*Records for the task*:

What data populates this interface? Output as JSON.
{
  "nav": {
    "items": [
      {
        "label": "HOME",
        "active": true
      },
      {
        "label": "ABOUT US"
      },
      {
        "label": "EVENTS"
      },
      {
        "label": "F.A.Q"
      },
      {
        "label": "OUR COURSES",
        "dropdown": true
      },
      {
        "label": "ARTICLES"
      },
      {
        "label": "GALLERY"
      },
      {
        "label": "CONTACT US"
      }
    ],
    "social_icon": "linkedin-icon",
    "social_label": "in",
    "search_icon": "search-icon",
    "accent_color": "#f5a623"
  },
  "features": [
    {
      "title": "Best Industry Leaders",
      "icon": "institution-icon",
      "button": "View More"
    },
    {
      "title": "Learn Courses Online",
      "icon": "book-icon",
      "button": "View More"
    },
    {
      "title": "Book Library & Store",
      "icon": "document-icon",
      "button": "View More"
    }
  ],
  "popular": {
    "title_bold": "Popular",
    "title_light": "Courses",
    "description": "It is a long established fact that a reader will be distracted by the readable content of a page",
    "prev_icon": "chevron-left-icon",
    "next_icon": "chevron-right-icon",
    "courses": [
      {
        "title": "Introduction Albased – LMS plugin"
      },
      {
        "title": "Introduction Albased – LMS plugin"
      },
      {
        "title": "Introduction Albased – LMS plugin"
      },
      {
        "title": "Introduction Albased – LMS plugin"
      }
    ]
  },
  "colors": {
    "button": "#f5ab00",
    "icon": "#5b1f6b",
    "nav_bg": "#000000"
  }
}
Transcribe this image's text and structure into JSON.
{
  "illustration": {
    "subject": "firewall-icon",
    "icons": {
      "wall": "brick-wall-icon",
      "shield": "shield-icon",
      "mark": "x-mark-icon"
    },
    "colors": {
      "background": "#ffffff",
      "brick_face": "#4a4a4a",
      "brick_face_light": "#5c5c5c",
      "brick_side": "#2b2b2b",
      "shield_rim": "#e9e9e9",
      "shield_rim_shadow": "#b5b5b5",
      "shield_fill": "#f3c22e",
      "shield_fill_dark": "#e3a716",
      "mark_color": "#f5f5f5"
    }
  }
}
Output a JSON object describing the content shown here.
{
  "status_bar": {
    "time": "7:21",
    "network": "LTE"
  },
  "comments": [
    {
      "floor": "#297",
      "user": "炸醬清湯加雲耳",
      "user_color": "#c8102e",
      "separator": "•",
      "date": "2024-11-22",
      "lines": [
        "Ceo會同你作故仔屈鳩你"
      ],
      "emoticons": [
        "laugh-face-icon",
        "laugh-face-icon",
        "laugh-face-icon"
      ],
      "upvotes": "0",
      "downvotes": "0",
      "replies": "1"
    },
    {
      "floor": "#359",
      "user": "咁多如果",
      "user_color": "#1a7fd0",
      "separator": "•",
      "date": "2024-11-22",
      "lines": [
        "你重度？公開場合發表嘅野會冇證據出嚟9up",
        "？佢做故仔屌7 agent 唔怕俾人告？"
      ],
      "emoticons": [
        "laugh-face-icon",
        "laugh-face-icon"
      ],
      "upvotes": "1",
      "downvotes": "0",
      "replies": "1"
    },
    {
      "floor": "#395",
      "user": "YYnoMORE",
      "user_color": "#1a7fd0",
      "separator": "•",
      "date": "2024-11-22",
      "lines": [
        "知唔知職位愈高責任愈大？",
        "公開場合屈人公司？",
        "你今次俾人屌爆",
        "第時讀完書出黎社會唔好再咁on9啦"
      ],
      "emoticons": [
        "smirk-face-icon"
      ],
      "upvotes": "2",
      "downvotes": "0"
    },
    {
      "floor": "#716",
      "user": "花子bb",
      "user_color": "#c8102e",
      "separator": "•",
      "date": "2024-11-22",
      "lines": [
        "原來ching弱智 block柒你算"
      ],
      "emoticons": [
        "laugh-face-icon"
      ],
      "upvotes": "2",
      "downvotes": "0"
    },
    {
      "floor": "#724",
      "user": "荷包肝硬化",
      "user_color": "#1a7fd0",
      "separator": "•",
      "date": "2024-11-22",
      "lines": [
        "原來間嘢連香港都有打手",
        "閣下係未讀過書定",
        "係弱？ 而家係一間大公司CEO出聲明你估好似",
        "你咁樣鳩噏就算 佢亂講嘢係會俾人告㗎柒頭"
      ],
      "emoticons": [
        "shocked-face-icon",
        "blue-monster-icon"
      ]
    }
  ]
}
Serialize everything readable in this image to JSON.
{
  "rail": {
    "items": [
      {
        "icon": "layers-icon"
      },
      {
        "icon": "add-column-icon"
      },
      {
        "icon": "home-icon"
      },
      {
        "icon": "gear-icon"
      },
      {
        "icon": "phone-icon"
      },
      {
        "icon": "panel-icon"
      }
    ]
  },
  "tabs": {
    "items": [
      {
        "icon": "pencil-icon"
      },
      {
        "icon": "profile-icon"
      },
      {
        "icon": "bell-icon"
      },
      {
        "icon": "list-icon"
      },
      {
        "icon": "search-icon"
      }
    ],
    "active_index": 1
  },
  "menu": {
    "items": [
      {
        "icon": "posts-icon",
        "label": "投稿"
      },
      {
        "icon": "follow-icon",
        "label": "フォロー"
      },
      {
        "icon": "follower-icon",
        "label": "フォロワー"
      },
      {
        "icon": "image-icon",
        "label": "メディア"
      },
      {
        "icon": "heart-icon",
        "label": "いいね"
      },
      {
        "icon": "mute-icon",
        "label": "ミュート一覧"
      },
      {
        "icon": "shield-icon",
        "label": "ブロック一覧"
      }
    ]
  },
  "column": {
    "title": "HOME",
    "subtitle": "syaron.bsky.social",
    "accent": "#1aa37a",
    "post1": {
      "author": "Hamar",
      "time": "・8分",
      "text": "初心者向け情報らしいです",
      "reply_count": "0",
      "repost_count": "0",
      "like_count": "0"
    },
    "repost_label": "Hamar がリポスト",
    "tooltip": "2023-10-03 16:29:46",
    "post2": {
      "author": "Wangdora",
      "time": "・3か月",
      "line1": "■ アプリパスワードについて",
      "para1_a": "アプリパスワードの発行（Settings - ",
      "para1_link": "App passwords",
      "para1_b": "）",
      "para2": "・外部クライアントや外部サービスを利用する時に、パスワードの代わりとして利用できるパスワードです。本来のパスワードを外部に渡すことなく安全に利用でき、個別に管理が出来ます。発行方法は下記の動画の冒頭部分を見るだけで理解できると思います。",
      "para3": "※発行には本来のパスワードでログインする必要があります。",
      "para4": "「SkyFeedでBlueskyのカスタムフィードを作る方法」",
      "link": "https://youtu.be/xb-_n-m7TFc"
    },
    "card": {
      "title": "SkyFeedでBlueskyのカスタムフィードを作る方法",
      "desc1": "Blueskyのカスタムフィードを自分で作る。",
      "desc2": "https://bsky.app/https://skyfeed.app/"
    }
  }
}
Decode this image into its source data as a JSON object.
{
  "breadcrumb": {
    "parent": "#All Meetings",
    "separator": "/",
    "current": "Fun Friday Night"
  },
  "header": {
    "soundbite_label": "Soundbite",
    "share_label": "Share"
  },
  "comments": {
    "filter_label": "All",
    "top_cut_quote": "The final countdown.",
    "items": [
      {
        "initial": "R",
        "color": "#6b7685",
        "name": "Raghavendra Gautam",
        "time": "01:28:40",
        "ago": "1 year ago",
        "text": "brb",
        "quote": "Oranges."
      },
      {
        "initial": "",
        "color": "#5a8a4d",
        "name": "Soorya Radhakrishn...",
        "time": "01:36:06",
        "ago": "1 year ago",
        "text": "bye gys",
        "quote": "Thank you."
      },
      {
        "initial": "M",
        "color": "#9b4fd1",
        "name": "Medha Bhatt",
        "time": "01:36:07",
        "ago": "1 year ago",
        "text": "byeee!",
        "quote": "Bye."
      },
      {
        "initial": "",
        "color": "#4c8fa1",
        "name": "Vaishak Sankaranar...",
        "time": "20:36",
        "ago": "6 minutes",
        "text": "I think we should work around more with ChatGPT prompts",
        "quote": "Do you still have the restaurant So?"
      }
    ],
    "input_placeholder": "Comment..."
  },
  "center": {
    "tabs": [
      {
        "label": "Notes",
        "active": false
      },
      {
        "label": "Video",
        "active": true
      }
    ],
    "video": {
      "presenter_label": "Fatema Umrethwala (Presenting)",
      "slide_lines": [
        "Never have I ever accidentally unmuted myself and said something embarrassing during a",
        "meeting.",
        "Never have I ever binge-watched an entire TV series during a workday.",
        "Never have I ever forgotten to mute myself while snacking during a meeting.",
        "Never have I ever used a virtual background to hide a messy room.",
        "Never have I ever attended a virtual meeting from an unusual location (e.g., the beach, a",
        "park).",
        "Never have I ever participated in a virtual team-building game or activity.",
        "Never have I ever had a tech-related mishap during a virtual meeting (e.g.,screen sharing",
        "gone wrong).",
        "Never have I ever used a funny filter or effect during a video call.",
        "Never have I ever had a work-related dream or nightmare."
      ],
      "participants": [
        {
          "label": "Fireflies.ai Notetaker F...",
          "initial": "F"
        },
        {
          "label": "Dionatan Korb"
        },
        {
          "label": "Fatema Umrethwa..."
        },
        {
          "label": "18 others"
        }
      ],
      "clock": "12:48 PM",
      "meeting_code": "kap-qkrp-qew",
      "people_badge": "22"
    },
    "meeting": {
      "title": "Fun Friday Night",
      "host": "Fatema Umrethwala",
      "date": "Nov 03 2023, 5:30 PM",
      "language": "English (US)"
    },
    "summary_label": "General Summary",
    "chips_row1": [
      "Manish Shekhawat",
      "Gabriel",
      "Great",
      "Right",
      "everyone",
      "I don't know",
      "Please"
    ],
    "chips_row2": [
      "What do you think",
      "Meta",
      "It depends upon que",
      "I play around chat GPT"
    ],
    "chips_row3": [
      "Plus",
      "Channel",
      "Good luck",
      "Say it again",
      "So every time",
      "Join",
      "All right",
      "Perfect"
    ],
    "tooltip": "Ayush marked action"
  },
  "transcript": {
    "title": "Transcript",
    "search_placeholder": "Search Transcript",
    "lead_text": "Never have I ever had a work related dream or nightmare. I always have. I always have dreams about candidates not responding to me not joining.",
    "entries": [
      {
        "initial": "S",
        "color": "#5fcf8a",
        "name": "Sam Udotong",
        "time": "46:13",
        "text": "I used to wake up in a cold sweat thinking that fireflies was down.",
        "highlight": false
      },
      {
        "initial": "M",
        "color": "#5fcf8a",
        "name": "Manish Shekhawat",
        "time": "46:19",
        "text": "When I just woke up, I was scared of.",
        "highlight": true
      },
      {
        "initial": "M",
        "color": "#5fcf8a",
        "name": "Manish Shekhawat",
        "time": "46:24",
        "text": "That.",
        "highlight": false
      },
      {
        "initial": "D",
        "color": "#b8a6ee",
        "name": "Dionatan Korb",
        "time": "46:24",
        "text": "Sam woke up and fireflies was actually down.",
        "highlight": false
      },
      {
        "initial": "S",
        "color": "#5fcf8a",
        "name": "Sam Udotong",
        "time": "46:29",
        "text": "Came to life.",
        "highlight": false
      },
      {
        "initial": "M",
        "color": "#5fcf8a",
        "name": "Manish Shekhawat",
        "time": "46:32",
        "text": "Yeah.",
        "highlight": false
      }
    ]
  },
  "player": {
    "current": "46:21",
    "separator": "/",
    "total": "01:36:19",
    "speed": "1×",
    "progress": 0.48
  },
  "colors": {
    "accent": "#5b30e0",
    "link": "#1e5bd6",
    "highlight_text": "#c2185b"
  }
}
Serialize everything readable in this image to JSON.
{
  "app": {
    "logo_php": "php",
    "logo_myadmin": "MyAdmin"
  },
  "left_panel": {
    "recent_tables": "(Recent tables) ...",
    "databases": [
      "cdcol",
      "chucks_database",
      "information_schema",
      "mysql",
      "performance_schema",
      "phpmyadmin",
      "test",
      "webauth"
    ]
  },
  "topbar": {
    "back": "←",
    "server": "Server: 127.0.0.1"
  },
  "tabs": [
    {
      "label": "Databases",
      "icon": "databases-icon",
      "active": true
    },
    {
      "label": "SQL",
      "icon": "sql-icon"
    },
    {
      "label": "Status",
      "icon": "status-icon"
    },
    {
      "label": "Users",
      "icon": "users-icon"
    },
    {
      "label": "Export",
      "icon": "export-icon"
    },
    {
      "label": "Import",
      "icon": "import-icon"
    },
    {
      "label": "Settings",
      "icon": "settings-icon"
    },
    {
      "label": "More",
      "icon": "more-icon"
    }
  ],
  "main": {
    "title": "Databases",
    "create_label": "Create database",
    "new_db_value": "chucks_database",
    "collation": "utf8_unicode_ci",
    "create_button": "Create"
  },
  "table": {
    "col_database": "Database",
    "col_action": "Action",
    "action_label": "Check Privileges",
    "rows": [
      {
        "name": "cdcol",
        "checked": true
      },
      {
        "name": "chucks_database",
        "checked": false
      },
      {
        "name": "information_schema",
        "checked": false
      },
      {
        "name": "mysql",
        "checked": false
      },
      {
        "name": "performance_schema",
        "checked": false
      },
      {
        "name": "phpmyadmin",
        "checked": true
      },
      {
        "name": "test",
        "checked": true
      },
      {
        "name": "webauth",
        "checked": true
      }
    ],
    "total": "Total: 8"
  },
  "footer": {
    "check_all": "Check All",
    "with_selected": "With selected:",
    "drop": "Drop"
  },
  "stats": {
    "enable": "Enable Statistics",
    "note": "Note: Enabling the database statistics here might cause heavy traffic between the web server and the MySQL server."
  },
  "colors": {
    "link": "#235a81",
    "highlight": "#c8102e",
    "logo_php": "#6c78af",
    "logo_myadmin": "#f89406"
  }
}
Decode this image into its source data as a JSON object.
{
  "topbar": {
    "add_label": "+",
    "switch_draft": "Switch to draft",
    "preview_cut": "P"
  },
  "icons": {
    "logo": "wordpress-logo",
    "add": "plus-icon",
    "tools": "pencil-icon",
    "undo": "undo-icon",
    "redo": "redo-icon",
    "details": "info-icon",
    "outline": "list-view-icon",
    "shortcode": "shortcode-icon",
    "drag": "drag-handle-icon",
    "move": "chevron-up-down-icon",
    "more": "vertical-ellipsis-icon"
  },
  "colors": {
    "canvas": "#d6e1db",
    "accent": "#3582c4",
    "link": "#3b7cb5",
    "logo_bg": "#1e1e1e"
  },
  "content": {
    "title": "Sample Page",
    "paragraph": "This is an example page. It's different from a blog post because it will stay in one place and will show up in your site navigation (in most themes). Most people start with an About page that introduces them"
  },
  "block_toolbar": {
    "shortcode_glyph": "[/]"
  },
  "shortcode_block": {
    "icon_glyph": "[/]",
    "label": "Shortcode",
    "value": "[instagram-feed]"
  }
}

*What is required*: Return all lines with the word "list" in them.

*Written answer*:
        "icon": "list-icon"
    "outline": "list-view-icon",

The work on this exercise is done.